DATA LISTING:
%%

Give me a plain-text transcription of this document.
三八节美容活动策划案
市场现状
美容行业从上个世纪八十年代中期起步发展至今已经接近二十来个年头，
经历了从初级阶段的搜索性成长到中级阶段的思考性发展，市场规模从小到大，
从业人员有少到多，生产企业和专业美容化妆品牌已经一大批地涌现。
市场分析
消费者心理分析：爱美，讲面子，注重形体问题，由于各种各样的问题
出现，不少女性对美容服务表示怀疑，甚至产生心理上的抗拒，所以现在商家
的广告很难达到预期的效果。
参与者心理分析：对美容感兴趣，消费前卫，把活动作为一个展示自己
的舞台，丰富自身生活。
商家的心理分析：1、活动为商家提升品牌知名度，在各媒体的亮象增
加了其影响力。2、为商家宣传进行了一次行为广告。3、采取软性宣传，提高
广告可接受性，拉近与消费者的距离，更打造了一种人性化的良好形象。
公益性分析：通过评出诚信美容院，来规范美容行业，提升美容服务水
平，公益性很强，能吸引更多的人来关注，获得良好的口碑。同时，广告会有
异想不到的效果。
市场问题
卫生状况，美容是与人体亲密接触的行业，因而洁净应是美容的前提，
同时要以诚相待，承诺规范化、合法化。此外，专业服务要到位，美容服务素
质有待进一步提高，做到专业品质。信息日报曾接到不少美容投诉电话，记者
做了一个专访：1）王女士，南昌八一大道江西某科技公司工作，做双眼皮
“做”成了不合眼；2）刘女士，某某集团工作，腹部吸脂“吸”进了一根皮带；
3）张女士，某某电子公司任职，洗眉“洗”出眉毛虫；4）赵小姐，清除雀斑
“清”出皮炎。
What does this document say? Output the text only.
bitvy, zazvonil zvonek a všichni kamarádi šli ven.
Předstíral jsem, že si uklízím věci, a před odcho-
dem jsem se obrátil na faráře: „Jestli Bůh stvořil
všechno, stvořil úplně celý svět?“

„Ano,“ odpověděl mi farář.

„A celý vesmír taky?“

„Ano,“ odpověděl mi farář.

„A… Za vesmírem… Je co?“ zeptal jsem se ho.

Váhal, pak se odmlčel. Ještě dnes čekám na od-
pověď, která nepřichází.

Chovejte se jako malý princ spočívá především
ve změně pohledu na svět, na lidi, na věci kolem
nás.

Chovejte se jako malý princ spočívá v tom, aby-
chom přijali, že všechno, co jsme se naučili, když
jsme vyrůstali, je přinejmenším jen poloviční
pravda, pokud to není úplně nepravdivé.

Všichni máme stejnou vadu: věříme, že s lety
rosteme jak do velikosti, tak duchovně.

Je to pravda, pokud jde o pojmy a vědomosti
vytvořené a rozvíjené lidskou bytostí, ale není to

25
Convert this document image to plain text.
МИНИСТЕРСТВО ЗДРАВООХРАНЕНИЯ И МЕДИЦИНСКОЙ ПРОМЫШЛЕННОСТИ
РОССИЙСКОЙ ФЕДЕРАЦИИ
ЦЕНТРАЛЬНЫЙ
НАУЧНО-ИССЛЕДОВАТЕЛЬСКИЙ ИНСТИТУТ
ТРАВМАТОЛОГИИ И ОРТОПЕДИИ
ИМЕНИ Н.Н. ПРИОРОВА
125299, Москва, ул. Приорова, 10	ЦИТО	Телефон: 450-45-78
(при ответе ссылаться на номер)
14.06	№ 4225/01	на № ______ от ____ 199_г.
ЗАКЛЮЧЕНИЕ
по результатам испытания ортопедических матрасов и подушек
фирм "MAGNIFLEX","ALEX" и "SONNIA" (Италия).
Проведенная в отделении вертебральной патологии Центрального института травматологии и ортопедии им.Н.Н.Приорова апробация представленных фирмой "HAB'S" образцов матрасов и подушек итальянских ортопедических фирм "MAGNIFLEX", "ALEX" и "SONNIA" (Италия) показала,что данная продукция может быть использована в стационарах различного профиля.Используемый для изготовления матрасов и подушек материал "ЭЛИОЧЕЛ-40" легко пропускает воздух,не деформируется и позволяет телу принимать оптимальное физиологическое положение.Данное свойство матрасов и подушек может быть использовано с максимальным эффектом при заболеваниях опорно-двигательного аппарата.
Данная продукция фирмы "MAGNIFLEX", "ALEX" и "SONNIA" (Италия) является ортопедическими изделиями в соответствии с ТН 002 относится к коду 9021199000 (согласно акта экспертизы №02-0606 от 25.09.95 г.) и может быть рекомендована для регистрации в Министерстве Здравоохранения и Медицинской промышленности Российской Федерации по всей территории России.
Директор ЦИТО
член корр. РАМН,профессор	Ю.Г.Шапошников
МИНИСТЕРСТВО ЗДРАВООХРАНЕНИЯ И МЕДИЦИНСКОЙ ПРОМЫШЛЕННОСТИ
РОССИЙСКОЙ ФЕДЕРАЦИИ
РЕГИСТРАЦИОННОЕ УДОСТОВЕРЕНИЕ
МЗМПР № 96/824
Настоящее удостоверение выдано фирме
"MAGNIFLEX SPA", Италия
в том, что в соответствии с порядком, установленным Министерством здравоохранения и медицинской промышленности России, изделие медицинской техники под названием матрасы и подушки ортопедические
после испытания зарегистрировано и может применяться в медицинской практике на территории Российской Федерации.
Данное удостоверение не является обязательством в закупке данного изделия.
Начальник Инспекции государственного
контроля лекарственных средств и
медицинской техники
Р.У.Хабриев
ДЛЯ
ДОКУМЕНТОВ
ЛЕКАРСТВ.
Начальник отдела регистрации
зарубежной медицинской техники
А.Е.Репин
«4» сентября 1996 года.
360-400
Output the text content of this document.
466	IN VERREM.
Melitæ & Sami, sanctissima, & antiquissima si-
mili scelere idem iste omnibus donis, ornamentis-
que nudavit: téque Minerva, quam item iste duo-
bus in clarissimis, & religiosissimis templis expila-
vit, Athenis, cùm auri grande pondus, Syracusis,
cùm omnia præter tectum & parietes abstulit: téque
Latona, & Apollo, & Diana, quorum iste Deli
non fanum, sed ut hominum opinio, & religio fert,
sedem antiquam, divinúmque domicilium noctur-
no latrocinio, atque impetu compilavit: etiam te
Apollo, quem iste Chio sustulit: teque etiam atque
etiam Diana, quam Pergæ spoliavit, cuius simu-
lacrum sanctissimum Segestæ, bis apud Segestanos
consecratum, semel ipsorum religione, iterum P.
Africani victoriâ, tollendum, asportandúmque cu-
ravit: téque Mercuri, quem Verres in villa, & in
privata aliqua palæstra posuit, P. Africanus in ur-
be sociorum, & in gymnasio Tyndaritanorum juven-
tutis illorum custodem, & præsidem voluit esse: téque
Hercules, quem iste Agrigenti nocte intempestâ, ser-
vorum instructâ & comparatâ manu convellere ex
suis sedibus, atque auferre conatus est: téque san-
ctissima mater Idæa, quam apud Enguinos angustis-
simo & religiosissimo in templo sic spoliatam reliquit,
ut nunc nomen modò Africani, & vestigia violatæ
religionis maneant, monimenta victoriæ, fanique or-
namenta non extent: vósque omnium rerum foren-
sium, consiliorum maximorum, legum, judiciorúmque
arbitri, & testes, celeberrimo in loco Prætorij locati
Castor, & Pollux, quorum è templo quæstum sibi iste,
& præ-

%%

Copy each line above containing the string "věci".

ANSWER TO THIS EXERCISE:
Předstíral jsem, že si uklízím věci, a před odcho-
ve změně pohledu na svět, na lidi, na věci kolem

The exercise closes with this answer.